## WORK TO DO
Quote the data below in full, please, without altering anything.

## INPUT FOR THIS TASK
————————

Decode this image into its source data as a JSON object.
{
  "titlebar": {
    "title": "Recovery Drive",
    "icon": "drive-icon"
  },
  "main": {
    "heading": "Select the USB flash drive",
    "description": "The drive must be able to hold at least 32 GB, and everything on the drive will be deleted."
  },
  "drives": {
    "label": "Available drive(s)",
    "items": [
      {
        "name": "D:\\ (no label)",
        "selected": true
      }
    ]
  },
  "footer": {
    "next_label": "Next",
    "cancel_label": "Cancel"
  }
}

————————

## WRITTEN RESPONSE
Decode this image into its source data as a JSON object.
{
  "titlebar": {
    "title": "Recovery Drive",
    "icon": "drive-icon"
  },
  "main": {
    "heading": "Select the USB flash drive",
    "description": "The drive must be able to hold at least 32 GB, and everything on the drive will be deleted."
  },
  "drives": {
    "label": "Available drive(s)",
    "items": [
      {
        "name": "D:\\ (no label)",
        "selected": true
      }
    ]
  },
  "footer": {
    "next_label": "Next",
    "cancel_label": "Cancel"
  }
}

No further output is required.